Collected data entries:
******
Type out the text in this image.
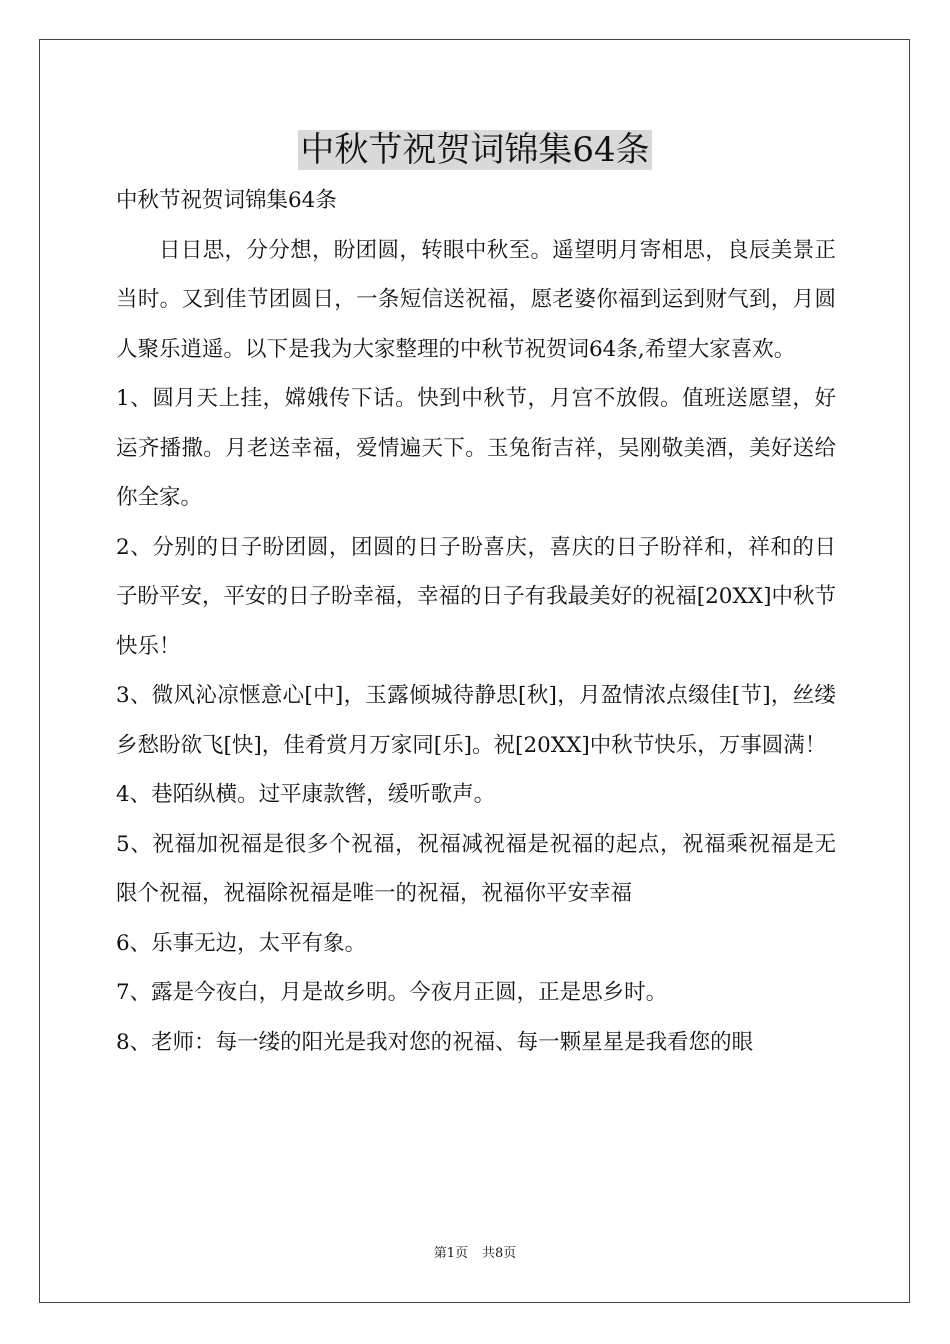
中秋节祝贺词锦集64条

中秋节祝贺词锦集64条

日日思，分分想，盼团圆，转眼中秋至。遥望明月寄相思，良辰美景正当时。又到佳节团圆日，一条短信送祝福，愿老婆你福到运到财气到，月圆人聚乐逍遥。以下是我为大家整理的中秋节祝贺词64条,希望大家喜欢。

1、圆月天上挂，嫦娥传下话。快到中秋节，月宫不放假。值班送愿望，好运齐播撒。月老送幸福，爱情遍天下。玉兔衔吉祥，吴刚敬美酒，美好送给你全家。

2、分别的日子盼团圆，团圆的日子盼喜庆，喜庆的日子盼祥和，祥和的日子盼平安，平安的日子盼幸福，幸福的日子有我最美好的祝福[20XX]中秋节快乐！

3、微风沁凉惬意心[中]，玉露倾城待静思[秋]，月盈情浓点缀佳[节]，丝缕乡愁盼欲飞[快]，佳肴赏月万家同[乐]。祝[20XX]中秋节快乐，万事圆满！

4、巷陌纵横。过平康款辔，缓听歌声。

5、祝福加祝福是很多个祝福，祝福减祝福是祝福的起点，祝福乘祝福是无限个祝福，祝福除祝福是唯一的祝福，祝福你平安幸福

6、乐事无边，太平有象。

7、露是今夜白，月是故乡明。今夜月正圆，正是思乡时。

8、老师：每一缕的阳光是我对您的祝福、每一颗星星是我看您的眼

第1页 共8页
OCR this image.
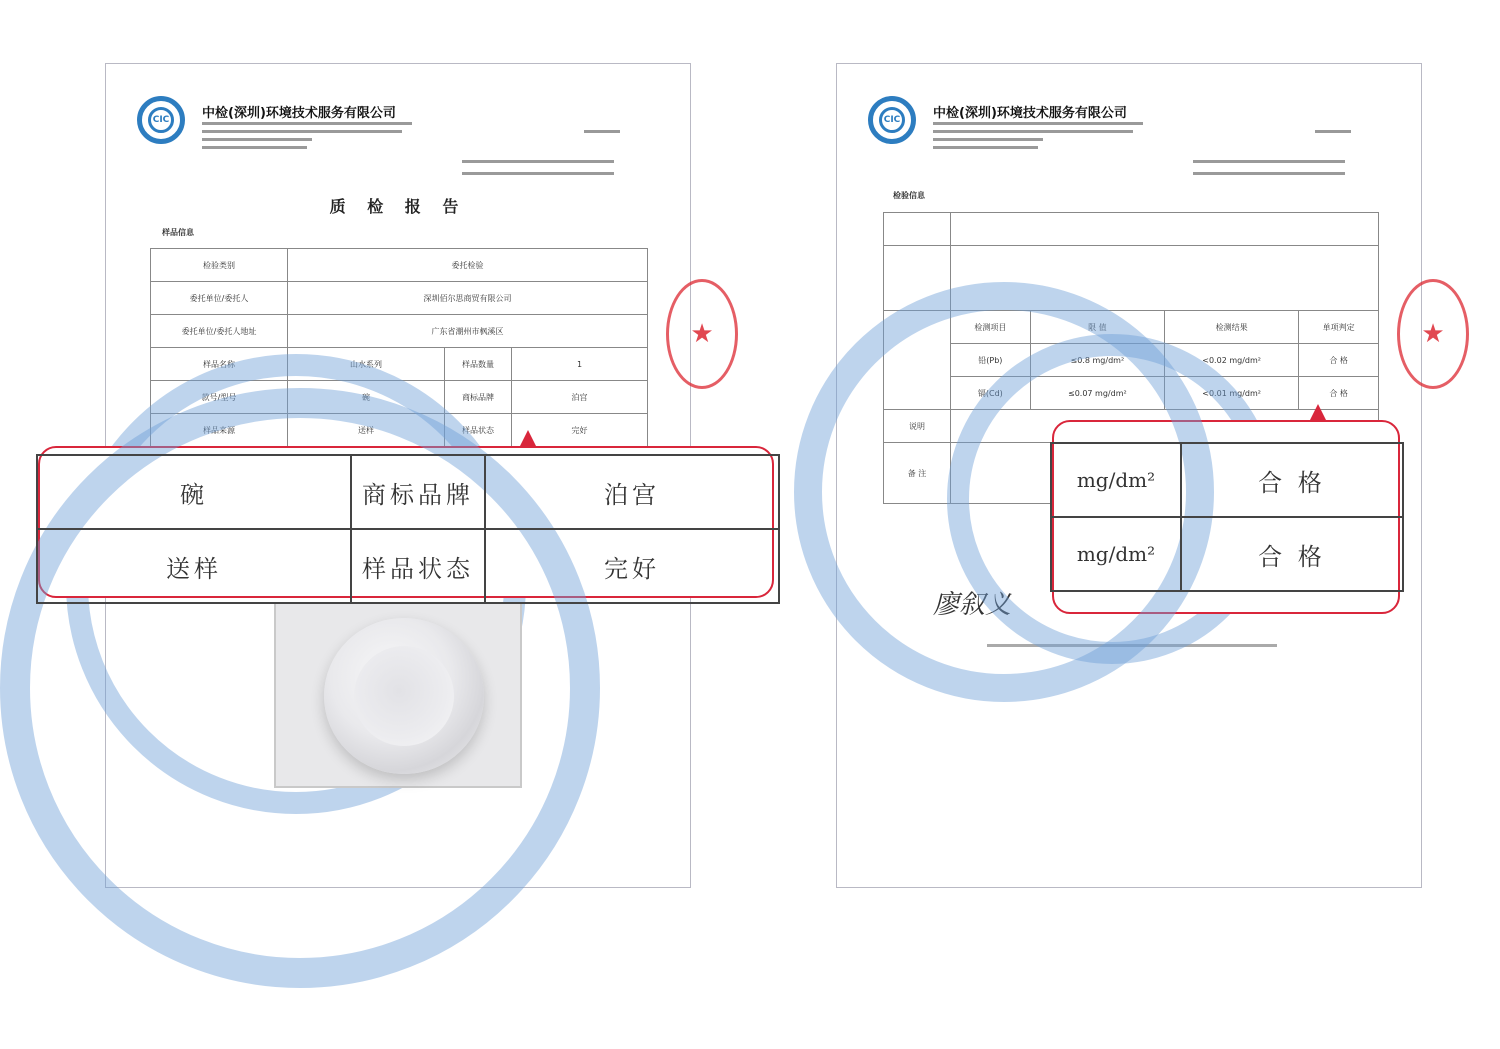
CIC	中检(深圳)环境技术服务有限公司
质 检 报 告
样品信息
检验类别	委托检验		
委托单位/委托人	深圳佰尔思商贸有限公司		
委托单位/委托人地址	广东省潮州市枫溪区		
样品名称	山水系列	样品数量	1
款号/型号	碗	商标品牌	泊宫
样品来源	送样	样品状态	完好
★
碗	商标品牌	泊宫
送样	样品状态	完好
CIC	中检(深圳)环境技术服务有限公司
检验信息

	检测项目	限 值	检测结果	单项判定
	铅(Pb)	≤0.8 mg/dm²	<0.02 mg/dm²	合 格
	镉(Cd)	≤0.07 mg/dm²	<0.01 mg/dm²	合 格
说明				
备 注				
廖叙义
★
mg/dm²	合 格
mg/dm²	合 格
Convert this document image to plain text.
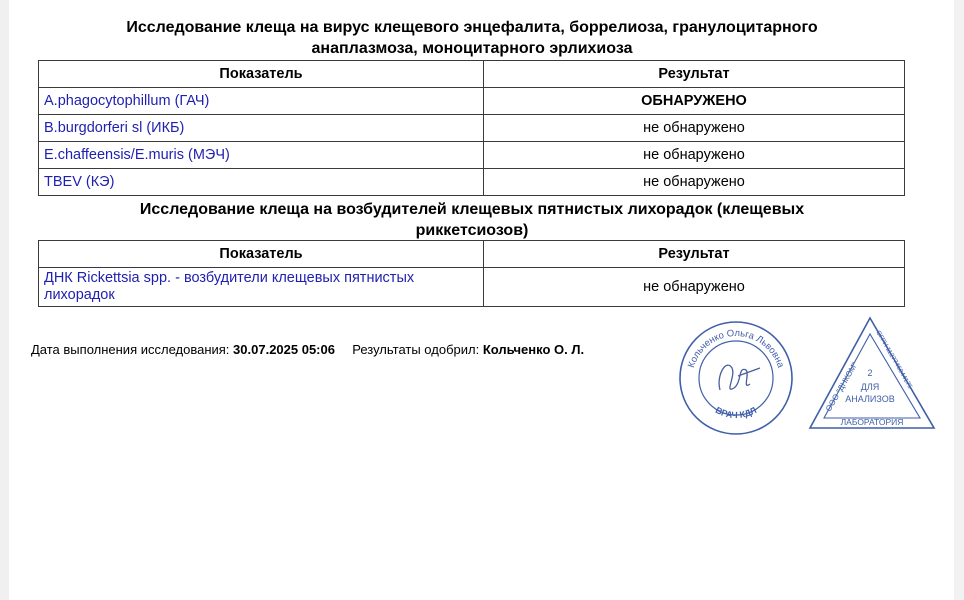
Исследование клеща на вирус клещевого энцефалита, боррелиоза, гранулоцитарного
анаплазмоза, моноцитарного эрлихиоза
Показатель	Результат
A.phagocytophillum (ГАЧ)	ОБНАРУЖЕНО
B.burgdorferi sl (ИКБ)	не обнаружено
E.chaffeensis/E.muris (МЭЧ)	не обнаружено
TBEV (КЭ)	не обнаружено
Исследование клеща на возбудителей клещевых пятнистых лихорадок (клещевых
риккетсиозов)
Показатель	Результат
ДНК Rickettsia spp. - возбудители клещевых пятнистых
лихорадок	не обнаружено
Дата выполнения исследования: 30.07.2025 05:06 Результаты одобрил: Кольченко О. Л.
Кольченко Ольга Львовна
ВРАЧ КДЛ	ООО "ДНКОМ" ОГРН 1127746044175
2
ДЛЯ
АНАЛИЗОВ
ЛАБОРАТОРИЯ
******
Skip every picture and transcribe the data above exactly.

Type out the text in this image.
中秋节祝贺词锦集64条

中秋节祝贺词锦集64条

日日思，分分想，盼团圆，转眼中秋至。遥望明月寄相思，良辰美景正当时。又到佳节团圆日，一条短信送祝福，愿老婆你福到运到财气到，月圆人聚乐逍遥。以下是我为大家整理的中秋节祝贺词64条,希望大家喜欢。

1、圆月天上挂，嫦娥传下话。快到中秋节，月宫不放假。值班送愿望，好运齐播撒。月老送幸福，爱情遍天下。玉兔衔吉祥，吴刚敬美酒，美好送给你全家。

2、分别的日子盼团圆，团圆的日子盼喜庆，喜庆的日子盼祥和，祥和的日子盼平安，平安的日子盼幸福，幸福的日子有我最美好的祝福[20XX]中秋节快乐！

3、微风沁凉惬意心[中]，玉露倾城待静思[秋]，月盈情浓点缀佳[节]，丝缕乡愁盼欲飞[快]，佳肴赏月万家同[乐]。祝[20XX]中秋节快乐，万事圆满！

4、巷陌纵横。过平康款辔，缓听歌声。

5、祝福加祝福是很多个祝福，祝福减祝福是祝福的起点，祝福乘祝福是无限个祝福，祝福除祝福是唯一的祝福，祝福你平安幸福

6、乐事无边，太平有象。

7、露是今夜白，月是故乡明。今夜月正圆，正是思乡时。

8、老师：每一缕的阳光是我对您的祝福、每一颗星星是我看您的眼

第1页 共8页
OCR this image.
CIC	中检(深圳)环境技术服务有限公司
质 检 报 告
样品信息
检验类别	委托检验		
委托单位/委托人	深圳佰尔思商贸有限公司		
委托单位/委托人地址	广东省潮州市枫溪区		
样品名称	山水系列	样品数量	1
款号/型号	碗	商标品牌	泊宫
样品来源	送样	样品状态	完好
★
碗	商标品牌	泊宫
送样	样品状态	完好
CIC	中检(深圳)环境技术服务有限公司
检验信息

	检测项目	限 值	检测结果	单项判定
	铅(Pb)	≤0.8 mg/dm²	<0.02 mg/dm²	合 格
	镉(Cd)	≤0.07 mg/dm²	<0.01 mg/dm²	合 格
说明				
备 注				
廖叙义
★
mg/dm²	合 格
mg/dm²	合 格
Convert this document image to plain text.
Исследование клеща на вирус клещевого энцефалита, боррелиоза, гранулоцитарного
анаплазмоза, моноцитарного эрлихиоза
Показатель	Результат
A.phagocytophillum (ГАЧ)	ОБНАРУЖЕНО
B.burgdorferi sl (ИКБ)	не обнаружено
E.chaffeensis/E.muris (МЭЧ)	не обнаружено
TBEV (КЭ)	не обнаружено
Исследование клеща на возбудителей клещевых пятнистых лихорадок (клещевых
риккетсиозов)
Показатель	Результат
ДНК Rickettsia spp. - возбудители клещевых пятнистых
лихорадок	не обнаружено
Дата выполнения исследования: 30.07.2025 05:06 Результаты одобрил: Кольченко О. Л.
Кольченко Ольга Львовна
ВРАЧ КДЛ	ООО "ДНКОМ" ОГРН 1127746044175
2
ДЛЯ
АНАЛИЗОВ
ЛАБОРАТОРИЯ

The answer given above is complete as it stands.